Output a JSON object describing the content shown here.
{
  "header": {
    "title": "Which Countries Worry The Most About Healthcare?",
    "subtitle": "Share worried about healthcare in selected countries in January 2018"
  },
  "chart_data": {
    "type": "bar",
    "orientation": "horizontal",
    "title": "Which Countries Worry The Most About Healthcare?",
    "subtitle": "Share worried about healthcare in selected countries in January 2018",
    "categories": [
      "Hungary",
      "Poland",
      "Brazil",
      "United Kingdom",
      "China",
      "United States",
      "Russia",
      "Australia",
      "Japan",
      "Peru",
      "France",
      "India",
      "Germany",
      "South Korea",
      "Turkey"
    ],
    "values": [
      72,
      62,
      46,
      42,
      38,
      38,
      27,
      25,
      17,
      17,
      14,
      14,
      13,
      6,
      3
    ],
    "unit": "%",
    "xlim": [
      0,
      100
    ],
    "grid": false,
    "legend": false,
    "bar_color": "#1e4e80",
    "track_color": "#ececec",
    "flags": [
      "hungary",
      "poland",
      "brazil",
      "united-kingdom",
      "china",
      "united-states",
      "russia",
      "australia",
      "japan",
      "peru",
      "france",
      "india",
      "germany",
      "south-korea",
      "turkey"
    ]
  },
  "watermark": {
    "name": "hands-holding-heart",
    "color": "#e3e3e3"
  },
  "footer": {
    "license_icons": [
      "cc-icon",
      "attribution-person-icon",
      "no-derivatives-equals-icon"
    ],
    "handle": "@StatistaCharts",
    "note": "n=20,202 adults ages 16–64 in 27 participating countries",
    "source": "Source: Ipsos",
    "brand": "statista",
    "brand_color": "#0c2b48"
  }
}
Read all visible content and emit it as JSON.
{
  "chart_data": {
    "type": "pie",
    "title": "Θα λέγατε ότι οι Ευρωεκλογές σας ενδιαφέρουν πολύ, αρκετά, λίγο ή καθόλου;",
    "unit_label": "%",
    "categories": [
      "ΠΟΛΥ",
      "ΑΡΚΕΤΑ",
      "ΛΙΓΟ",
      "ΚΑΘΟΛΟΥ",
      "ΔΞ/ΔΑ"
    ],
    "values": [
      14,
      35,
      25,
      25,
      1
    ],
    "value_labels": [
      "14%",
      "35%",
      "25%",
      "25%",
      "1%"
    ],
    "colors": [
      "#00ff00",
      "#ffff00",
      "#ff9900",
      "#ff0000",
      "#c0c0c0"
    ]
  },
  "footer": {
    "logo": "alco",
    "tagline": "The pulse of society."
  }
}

====

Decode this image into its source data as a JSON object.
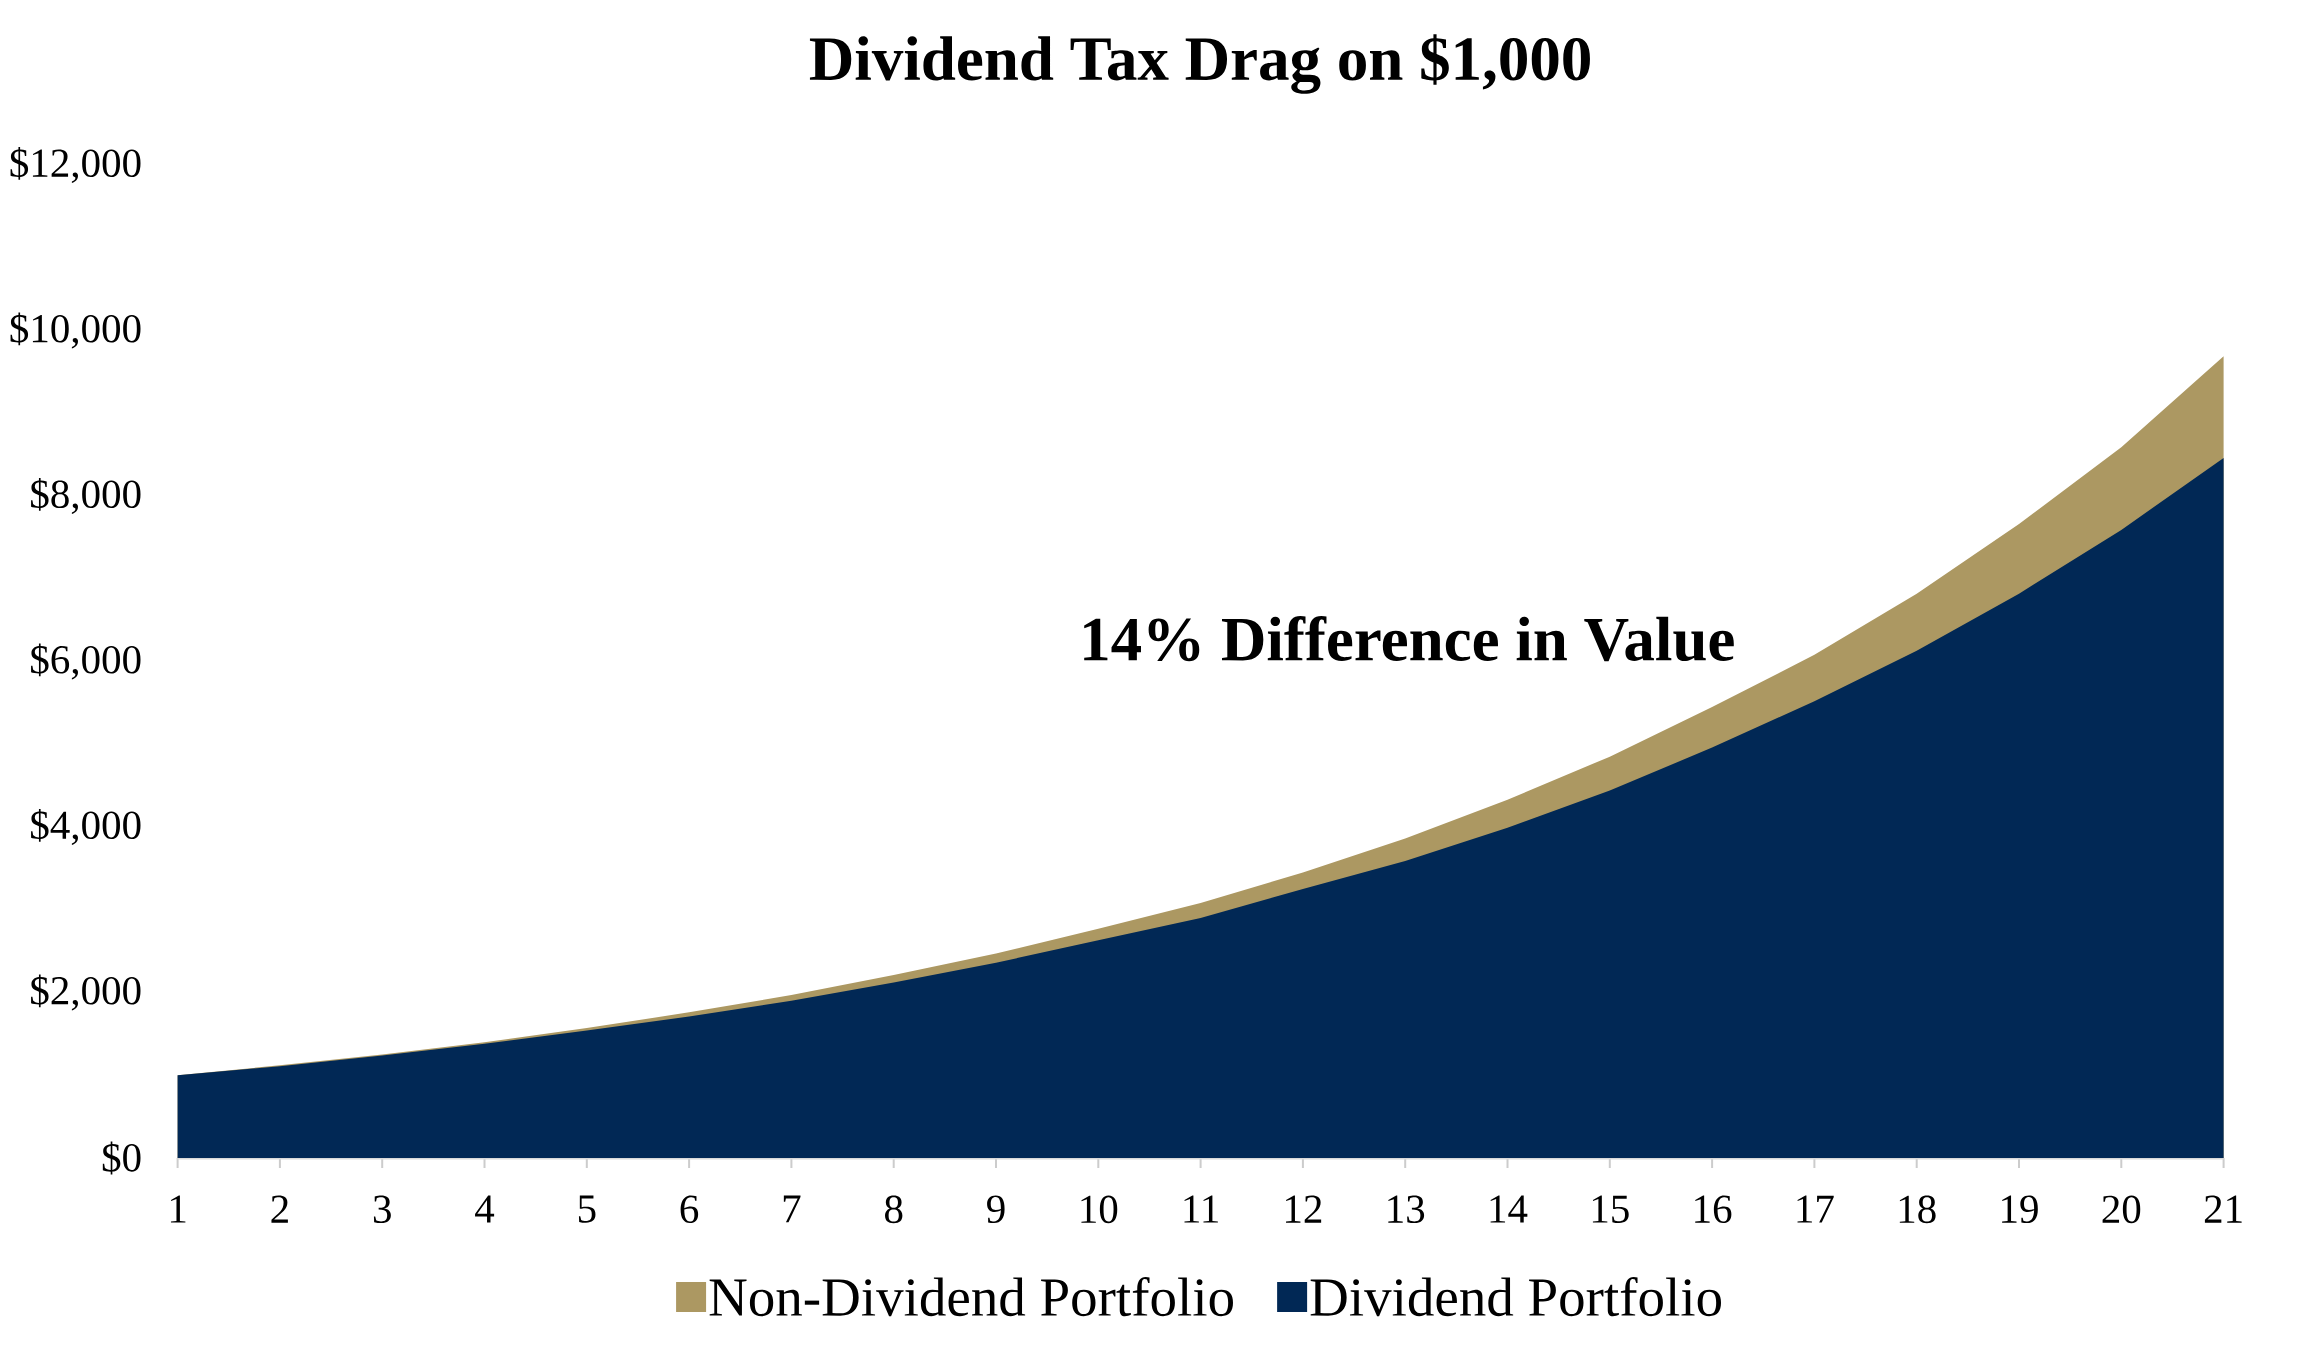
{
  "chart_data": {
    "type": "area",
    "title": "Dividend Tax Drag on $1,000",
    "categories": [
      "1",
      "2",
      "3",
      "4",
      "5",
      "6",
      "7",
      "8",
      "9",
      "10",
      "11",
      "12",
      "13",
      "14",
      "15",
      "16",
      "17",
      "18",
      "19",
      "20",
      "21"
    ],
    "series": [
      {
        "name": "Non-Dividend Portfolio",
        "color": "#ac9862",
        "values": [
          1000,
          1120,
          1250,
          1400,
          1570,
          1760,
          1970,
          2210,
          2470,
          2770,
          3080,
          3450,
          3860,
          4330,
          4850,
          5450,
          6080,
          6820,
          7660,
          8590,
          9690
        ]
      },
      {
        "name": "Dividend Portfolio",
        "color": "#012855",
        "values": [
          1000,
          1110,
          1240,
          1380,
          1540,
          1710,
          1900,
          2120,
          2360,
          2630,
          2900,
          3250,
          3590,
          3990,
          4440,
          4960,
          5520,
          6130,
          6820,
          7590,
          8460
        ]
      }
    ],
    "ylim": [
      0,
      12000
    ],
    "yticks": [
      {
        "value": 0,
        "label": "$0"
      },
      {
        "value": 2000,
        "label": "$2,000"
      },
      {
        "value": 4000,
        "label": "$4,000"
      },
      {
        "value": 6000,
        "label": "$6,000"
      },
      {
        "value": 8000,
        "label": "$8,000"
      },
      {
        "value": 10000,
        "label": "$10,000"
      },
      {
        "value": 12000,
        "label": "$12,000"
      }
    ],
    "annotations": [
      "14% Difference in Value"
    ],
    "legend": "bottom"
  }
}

====

> **TASK DIRECTIONS**
Gather each line in the entries above where the string "Share" is found.

> **COMPLETE OUTPUT**
    "subtitle": "Share worried about healthcare in selected countries in January 2018"
    "subtitle": "Share worried about healthcare in selected countries in January 2018",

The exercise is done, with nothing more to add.